• _Exercise prompt_
Output the material below in its entirety, exactly as given.

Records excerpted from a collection
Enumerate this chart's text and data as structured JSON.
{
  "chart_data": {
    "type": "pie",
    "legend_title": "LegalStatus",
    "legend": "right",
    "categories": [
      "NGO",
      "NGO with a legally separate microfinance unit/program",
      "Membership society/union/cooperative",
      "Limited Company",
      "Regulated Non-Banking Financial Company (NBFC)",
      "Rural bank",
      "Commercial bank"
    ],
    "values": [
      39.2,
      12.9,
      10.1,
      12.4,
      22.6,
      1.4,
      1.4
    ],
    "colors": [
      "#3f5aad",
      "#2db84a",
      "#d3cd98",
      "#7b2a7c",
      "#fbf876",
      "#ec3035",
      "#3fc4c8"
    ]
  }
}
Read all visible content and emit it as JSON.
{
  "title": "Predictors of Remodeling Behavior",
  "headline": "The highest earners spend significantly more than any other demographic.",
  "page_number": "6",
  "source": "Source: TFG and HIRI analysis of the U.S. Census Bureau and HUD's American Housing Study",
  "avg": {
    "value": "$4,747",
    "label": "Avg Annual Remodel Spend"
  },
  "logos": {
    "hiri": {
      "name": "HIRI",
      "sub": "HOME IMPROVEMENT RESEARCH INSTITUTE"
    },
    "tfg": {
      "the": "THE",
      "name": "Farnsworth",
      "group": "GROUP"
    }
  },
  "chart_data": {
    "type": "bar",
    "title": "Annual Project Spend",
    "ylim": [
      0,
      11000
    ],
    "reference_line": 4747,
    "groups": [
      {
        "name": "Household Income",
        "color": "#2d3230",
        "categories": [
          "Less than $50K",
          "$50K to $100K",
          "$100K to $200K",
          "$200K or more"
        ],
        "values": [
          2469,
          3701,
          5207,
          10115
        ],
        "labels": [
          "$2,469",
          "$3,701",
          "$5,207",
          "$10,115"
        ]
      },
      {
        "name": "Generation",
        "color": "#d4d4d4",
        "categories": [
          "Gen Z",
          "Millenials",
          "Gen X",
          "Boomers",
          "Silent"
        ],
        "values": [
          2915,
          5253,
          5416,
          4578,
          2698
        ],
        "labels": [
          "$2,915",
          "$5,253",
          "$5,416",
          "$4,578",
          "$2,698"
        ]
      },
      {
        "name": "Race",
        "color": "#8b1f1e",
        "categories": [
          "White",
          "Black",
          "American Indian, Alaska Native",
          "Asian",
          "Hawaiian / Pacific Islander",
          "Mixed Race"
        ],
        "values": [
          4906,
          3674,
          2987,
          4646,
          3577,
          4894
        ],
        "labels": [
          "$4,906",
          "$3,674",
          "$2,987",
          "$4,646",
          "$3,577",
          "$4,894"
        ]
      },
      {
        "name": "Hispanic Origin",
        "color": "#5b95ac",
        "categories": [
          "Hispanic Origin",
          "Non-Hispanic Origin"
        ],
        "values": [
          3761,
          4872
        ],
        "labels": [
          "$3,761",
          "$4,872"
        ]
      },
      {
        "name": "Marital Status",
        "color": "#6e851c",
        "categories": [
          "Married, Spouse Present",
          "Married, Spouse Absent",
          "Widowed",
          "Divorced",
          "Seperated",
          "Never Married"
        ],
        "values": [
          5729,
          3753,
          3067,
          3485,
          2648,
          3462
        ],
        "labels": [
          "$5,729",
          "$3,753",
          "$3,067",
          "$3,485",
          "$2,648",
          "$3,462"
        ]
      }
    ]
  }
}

• _Correct answer_
Enumerate this chart's text and data as structured JSON.
{
  "chart_data": {
    "type": "pie",
    "legend_title": "LegalStatus",
    "legend": "right",
    "categories": [
      "NGO",
      "NGO with a legally separate microfinance unit/program",
      "Membership society/union/cooperative",
      "Limited Company",
      "Regulated Non-Banking Financial Company (NBFC)",
      "Rural bank",
      "Commercial bank"
    ],
    "values": [
      39.2,
      12.9,
      10.1,
      12.4,
      22.6,
      1.4,
      1.4
    ],
    "colors": [
      "#3f5aad",
      "#2db84a",
      "#d3cd98",
      "#7b2a7c",
      "#fbf876",
      "#ec3035",
      "#3fc4c8"
    ]
  }
}
Read all visible content and emit it as JSON.
{
  "title": "Predictors of Remodeling Behavior",
  "headline": "The highest earners spend significantly more than any other demographic.",
  "page_number": "6",
  "source": "Source: TFG and HIRI analysis of the U.S. Census Bureau and HUD's American Housing Study",
  "avg": {
    "value": "$4,747",
    "label": "Avg Annual Remodel Spend"
  },
  "logos": {
    "hiri": {
      "name": "HIRI",
      "sub": "HOME IMPROVEMENT RESEARCH INSTITUTE"
    },
    "tfg": {
      "the": "THE",
      "name": "Farnsworth",
      "group": "GROUP"
    }
  },
  "chart_data": {
    "type": "bar",
    "title": "Annual Project Spend",
    "ylim": [
      0,
      11000
    ],
    "reference_line": 4747,
    "groups": [
      {
        "name": "Household Income",
        "color": "#2d3230",
        "categories": [
          "Less than $50K",
          "$50K to $100K",
          "$100K to $200K",
          "$200K or more"
        ],
        "values": [
          2469,
          3701,
          5207,
          10115
        ],
        "labels": [
          "$2,469",
          "$3,701",
          "$5,207",
          "$10,115"
        ]
      },
      {
        "name": "Generation",
        "color": "#d4d4d4",
        "categories": [
          "Gen Z",
          "Millenials",
          "Gen X",
          "Boomers",
          "Silent"
        ],
        "values": [
          2915,
          5253,
          5416,
          4578,
          2698
        ],
        "labels": [
          "$2,915",
          "$5,253",
          "$5,416",
          "$4,578",
          "$2,698"
        ]
      },
      {
        "name": "Race",
        "color": "#8b1f1e",
        "categories": [
          "White",
          "Black",
          "American Indian, Alaska Native",
          "Asian",
          "Hawaiian / Pacific Islander",
          "Mixed Race"
        ],
        "values": [
          4906,
          3674,
          2987,
          4646,
          3577,
          4894
        ],
        "labels": [
          "$4,906",
          "$3,674",
          "$2,987",
          "$4,646",
          "$3,577",
          "$4,894"
        ]
      },
      {
        "name": "Hispanic Origin",
        "color": "#5b95ac",
        "categories": [
          "Hispanic Origin",
          "Non-Hispanic Origin"
        ],
        "values": [
          3761,
          4872
        ],
        "labels": [
          "$3,761",
          "$4,872"
        ]
      },
      {
        "name": "Marital Status",
        "color": "#6e851c",
        "categories": [
          "Married, Spouse Present",
          "Married, Spouse Absent",
          "Widowed",
          "Divorced",
          "Seperated",
          "Never Married"
        ],
        "values": [
          5729,
          3753,
          3067,
          3485,
          2648,
          3462
        ],
        "labels": [
          "$5,729",
          "$3,753",
          "$3,067",
          "$3,485",
          "$2,648",
          "$3,462"
        ]
      }
    ]
  }
}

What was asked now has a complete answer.